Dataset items
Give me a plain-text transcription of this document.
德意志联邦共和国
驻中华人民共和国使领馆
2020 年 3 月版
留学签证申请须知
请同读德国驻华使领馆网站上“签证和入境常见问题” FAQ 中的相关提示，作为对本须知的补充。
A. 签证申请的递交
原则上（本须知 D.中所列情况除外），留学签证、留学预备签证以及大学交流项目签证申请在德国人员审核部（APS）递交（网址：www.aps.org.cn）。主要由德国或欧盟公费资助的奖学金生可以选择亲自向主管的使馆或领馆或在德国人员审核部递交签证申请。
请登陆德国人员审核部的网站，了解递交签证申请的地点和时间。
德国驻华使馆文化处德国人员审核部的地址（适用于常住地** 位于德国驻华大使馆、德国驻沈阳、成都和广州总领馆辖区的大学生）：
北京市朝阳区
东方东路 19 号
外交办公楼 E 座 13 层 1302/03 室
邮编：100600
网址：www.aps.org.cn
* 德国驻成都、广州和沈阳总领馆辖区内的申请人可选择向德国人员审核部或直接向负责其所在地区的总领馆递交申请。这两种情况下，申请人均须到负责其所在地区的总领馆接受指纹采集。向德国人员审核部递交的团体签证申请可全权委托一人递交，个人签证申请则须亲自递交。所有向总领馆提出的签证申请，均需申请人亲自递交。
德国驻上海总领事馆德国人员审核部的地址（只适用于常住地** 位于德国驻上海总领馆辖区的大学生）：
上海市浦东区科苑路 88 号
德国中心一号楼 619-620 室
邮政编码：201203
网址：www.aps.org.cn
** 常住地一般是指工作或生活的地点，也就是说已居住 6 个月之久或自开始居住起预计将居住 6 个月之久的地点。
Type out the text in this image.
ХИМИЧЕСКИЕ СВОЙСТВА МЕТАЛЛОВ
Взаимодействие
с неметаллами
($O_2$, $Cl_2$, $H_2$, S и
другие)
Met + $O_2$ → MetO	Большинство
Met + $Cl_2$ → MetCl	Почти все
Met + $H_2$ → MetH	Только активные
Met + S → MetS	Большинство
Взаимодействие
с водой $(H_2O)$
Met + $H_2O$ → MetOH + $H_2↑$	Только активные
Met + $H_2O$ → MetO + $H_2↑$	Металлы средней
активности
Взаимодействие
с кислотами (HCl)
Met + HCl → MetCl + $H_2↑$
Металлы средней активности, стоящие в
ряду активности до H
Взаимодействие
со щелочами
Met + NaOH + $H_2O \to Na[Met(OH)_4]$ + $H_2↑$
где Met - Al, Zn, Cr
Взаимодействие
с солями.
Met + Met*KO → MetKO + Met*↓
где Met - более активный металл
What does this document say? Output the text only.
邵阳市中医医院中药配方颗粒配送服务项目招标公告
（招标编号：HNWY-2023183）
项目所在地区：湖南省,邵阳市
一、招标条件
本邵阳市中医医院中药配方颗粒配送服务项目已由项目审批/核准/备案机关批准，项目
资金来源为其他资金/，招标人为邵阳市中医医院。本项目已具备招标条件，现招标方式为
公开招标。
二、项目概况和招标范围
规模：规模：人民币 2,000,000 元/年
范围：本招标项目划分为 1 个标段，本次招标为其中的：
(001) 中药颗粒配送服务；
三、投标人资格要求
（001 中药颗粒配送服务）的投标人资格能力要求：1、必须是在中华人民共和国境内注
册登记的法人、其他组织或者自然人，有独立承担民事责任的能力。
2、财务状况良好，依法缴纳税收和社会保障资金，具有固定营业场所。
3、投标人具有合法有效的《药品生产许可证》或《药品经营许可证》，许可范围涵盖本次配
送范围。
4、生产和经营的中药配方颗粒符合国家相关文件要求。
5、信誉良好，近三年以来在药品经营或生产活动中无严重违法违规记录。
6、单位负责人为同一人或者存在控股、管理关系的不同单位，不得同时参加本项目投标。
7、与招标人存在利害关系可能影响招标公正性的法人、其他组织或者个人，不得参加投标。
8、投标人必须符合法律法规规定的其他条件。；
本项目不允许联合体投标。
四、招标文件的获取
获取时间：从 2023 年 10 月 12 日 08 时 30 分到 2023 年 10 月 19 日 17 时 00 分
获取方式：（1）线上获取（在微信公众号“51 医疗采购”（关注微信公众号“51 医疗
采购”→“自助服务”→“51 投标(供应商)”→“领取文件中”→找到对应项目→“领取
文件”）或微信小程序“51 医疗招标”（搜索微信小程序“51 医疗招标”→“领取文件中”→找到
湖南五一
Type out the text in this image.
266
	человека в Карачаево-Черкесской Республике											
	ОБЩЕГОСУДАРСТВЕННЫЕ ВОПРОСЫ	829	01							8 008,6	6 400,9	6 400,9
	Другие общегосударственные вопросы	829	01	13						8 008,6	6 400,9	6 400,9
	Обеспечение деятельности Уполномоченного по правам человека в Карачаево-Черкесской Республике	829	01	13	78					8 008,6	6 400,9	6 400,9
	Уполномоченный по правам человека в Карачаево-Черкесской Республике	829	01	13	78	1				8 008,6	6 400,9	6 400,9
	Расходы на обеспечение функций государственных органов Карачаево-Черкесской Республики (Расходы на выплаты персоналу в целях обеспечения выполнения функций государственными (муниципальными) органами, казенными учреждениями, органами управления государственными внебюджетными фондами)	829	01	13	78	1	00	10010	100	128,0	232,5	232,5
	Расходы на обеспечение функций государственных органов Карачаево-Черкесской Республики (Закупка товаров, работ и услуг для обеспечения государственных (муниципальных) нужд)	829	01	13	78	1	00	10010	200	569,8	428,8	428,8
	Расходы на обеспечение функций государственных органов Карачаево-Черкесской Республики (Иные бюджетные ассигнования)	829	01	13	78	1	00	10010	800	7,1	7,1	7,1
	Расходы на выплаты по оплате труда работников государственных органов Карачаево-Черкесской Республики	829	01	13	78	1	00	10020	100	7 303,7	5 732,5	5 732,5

> Task description
Output each record precisely as given.

> Output for this task
Give me a plain-text transcription of this document.
德意志联邦共和国
驻中华人民共和国使领馆
2020 年 3 月版
留学签证申请须知
请同读德国驻华使领馆网站上“签证和入境常见问题” FAQ 中的相关提示，作为对本须知的补充。
A. 签证申请的递交
原则上（本须知 D.中所列情况除外），留学签证、留学预备签证以及大学交流项目签证申请在德国人员审核部（APS）递交（网址：www.aps.org.cn）。主要由德国或欧盟公费资助的奖学金生可以选择亲自向主管的使馆或领馆或在德国人员审核部递交签证申请。
请登陆德国人员审核部的网站，了解递交签证申请的地点和时间。
德国驻华使馆文化处德国人员审核部的地址（适用于常住地** 位于德国驻华大使馆、德国驻沈阳、成都和广州总领馆辖区的大学生）：
北京市朝阳区
东方东路 19 号
外交办公楼 E 座 13 层 1302/03 室
邮编：100600
网址：www.aps.org.cn
* 德国驻成都、广州和沈阳总领馆辖区内的申请人可选择向德国人员审核部或直接向负责其所在地区的总领馆递交申请。这两种情况下，申请人均须到负责其所在地区的总领馆接受指纹采集。向德国人员审核部递交的团体签证申请可全权委托一人递交，个人签证申请则须亲自递交。所有向总领馆提出的签证申请，均需申请人亲自递交。
德国驻上海总领事馆德国人员审核部的地址（只适用于常住地** 位于德国驻上海总领馆辖区的大学生）：
上海市浦东区科苑路 88 号
德国中心一号楼 619-620 室
邮政编码：201203
网址：www.aps.org.cn
** 常住地一般是指工作或生活的地点，也就是说已居住 6 个月之久或自开始居住起预计将居住 6 个月之久的地点。
Type out the text in this image.
ХИМИЧЕСКИЕ СВОЙСТВА МЕТАЛЛОВ
Взаимодействие
с неметаллами
($O_2$, $Cl_2$, $H_2$, S и
другие)
Met + $O_2$ → MetO	Большинство
Met + $Cl_2$ → MetCl	Почти все
Met + $H_2$ → MetH	Только активные
Met + S → MetS	Большинство
Взаимодействие
с водой $(H_2O)$
Met + $H_2O$ → MetOH + $H_2↑$	Только активные
Met + $H_2O$ → MetO + $H_2↑$	Металлы средней
активности
Взаимодействие
с кислотами (HCl)
Met + HCl → MetCl + $H_2↑$
Металлы средней активности, стоящие в
ряду активности до H
Взаимодействие
со щелочами
Met + NaOH + $H_2O \to Na[Met(OH)_4]$ + $H_2↑$
где Met - Al, Zn, Cr
Взаимодействие
с солями.
Met + Met*KO → MetKO + Met*↓
где Met - более активный металл
What does this document say? Output the text only.
邵阳市中医医院中药配方颗粒配送服务项目招标公告
（招标编号：HNWY-2023183）
项目所在地区：湖南省,邵阳市
一、招标条件
本邵阳市中医医院中药配方颗粒配送服务项目已由项目审批/核准/备案机关批准，项目
资金来源为其他资金/，招标人为邵阳市中医医院。本项目已具备招标条件，现招标方式为
公开招标。
二、项目概况和招标范围
规模：规模：人民币 2,000,000 元/年
范围：本招标项目划分为 1 个标段，本次招标为其中的：
(001) 中药颗粒配送服务；
三、投标人资格要求
（001 中药颗粒配送服务）的投标人资格能力要求：1、必须是在中华人民共和国境内注
册登记的法人、其他组织或者自然人，有独立承担民事责任的能力。
2、财务状况良好，依法缴纳税收和社会保障资金，具有固定营业场所。
3、投标人具有合法有效的《药品生产许可证》或《药品经营许可证》，许可范围涵盖本次配
送范围。
4、生产和经营的中药配方颗粒符合国家相关文件要求。
5、信誉良好，近三年以来在药品经营或生产活动中无严重违法违规记录。
6、单位负责人为同一人或者存在控股、管理关系的不同单位，不得同时参加本项目投标。
7、与招标人存在利害关系可能影响招标公正性的法人、其他组织或者个人，不得参加投标。
8、投标人必须符合法律法规规定的其他条件。；
本项目不允许联合体投标。
四、招标文件的获取
获取时间：从 2023 年 10 月 12 日 08 时 30 分到 2023 年 10 月 19 日 17 时 00 分
获取方式：（1）线上获取（在微信公众号“51 医疗采购”（关注微信公众号“51 医疗
采购”→“自助服务”→“51 投标(供应商)”→“领取文件中”→找到对应项目→“领取
文件”）或微信小程序“51 医疗招标”（搜索微信小程序“51 医疗招标”→“领取文件中”→找到
湖南五一
Type out the text in this image.
266
	человека в Карачаево-Черкесской Республике											
	ОБЩЕГОСУДАРСТВЕННЫЕ ВОПРОСЫ	829	01							8 008,6	6 400,9	6 400,9
	Другие общегосударственные вопросы	829	01	13						8 008,6	6 400,9	6 400,9
	Обеспечение деятельности Уполномоченного по правам человека в Карачаево-Черкесской Республике	829	01	13	78					8 008,6	6 400,9	6 400,9
	Уполномоченный по правам человека в Карачаево-Черкесской Республике	829	01	13	78	1				8 008,6	6 400,9	6 400,9
	Расходы на обеспечение функций государственных органов Карачаево-Черкесской Республики (Расходы на выплаты персоналу в целях обеспечения выполнения функций государственными (муниципальными) органами, казенными учреждениями, органами управления государственными внебюджетными фондами)	829	01	13	78	1	00	10010	100	128,0	232,5	232,5
	Расходы на обеспечение функций государственных органов Карачаево-Черкесской Республики (Закупка товаров, работ и услуг для обеспечения государственных (муниципальных) нужд)	829	01	13	78	1	00	10010	200	569,8	428,8	428,8
	Расходы на обеспечение функций государственных органов Карачаево-Черкесской Республики (Иные бюджетные ассигнования)	829	01	13	78	1	00	10010	800	7,1	7,1	7,1
	Расходы на выплаты по оплате труда работников государственных органов Карачаево-Черкесской Республики	829	01	13	78	1	00	10020	100	7 303,7	5 732,5	5 732,5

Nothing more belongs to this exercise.